→ DATA EXTRACT

-.-.-

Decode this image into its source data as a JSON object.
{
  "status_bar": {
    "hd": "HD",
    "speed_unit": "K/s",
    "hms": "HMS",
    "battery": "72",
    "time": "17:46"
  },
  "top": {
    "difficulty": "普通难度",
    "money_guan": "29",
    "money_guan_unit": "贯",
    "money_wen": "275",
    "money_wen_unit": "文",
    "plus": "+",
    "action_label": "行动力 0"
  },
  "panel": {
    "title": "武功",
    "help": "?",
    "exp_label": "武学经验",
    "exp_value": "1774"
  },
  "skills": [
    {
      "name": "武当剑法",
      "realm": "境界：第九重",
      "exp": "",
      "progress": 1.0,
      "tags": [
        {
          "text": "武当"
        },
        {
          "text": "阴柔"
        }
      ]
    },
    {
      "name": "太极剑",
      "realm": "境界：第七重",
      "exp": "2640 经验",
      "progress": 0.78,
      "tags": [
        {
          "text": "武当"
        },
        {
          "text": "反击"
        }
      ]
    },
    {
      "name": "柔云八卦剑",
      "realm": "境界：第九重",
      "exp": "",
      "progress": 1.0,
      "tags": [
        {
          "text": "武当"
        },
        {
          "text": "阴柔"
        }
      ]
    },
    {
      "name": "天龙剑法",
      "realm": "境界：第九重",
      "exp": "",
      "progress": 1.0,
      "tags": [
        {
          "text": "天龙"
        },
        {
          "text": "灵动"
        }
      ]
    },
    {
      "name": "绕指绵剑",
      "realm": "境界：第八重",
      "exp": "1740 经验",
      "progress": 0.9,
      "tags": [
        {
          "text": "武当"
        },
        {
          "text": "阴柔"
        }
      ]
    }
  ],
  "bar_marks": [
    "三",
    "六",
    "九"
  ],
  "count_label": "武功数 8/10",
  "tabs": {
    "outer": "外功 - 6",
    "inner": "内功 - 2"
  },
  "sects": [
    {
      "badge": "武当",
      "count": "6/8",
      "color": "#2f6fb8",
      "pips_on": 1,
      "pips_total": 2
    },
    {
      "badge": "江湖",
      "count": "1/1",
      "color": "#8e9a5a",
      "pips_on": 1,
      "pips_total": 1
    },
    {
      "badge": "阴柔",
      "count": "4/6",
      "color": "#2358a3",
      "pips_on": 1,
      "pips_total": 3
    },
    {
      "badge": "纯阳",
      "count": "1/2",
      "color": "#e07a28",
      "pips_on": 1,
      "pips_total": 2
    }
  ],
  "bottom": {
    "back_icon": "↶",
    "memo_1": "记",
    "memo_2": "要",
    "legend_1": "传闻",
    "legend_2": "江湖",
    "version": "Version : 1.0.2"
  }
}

-.-.-

Each line of the material should be duplicated exactly, please.

Decode this image into its source data as a JSON object.
{
  "status_bar": {
    "hd": "HD",
    "speed_unit": "K/s",
    "hms": "HMS",
    "battery": "72",
    "time": "17:46"
  },
  "top": {
    "difficulty": "普通难度",
    "money_guan": "29",
    "money_guan_unit": "贯",
    "money_wen": "275",
    "money_wen_unit": "文",
    "plus": "+",
    "action_label": "行动力 0"
  },
  "panel": {
    "title": "武功",
    "help": "?",
    "exp_label": "武学经验",
    "exp_value": "1774"
  },
  "skills": [
    {
      "name": "武当剑法",
      "realm": "境界：第九重",
      "exp": "",
      "progress": 1.0,
      "tags": [
        {
          "text": "武当"
        },
        {
          "text": "阴柔"
        }
      ]
    },
    {
      "name": "太极剑",
      "realm": "境界：第七重",
      "exp": "2640 经验",
      "progress": 0.78,
      "tags": [
        {
          "text": "武当"
        },
        {
          "text": "反击"
        }
      ]
    },
    {
      "name": "柔云八卦剑",
      "realm": "境界：第九重",
      "exp": "",
      "progress": 1.0,
      "tags": [
        {
          "text": "武当"
        },
        {
          "text": "阴柔"
        }
      ]
    },
    {
      "name": "天龙剑法",
      "realm": "境界：第九重",
      "exp": "",
      "progress": 1.0,
      "tags": [
        {
          "text": "天龙"
        },
        {
          "text": "灵动"
        }
      ]
    },
    {
      "name": "绕指绵剑",
      "realm": "境界：第八重",
      "exp": "1740 经验",
      "progress": 0.9,
      "tags": [
        {
          "text": "武当"
        },
        {
          "text": "阴柔"
        }
      ]
    }
  ],
  "bar_marks": [
    "三",
    "六",
    "九"
  ],
  "count_label": "武功数 8/10",
  "tabs": {
    "outer": "外功 - 6",
    "inner": "内功 - 2"
  },
  "sects": [
    {
      "badge": "武当",
      "count": "6/8",
      "color": "#2f6fb8",
      "pips_on": 1,
      "pips_total": 2
    },
    {
      "badge": "江湖",
      "count": "1/1",
      "color": "#8e9a5a",
      "pips_on": 1,
      "pips_total": 1
    },
    {
      "badge": "阴柔",
      "count": "4/6",
      "color": "#2358a3",
      "pips_on": 1,
      "pips_total": 3
    },
    {
      "badge": "纯阳",
      "count": "1/2",
      "color": "#e07a28",
      "pips_on": 1,
      "pips_total": 2
    }
  ],
  "bottom": {
    "back_icon": "↶",
    "memo_1": "记",
    "memo_2": "要",
    "legend_1": "传闻",
    "legend_2": "江湖",
    "version": "Version : 1.0.2"
  }
}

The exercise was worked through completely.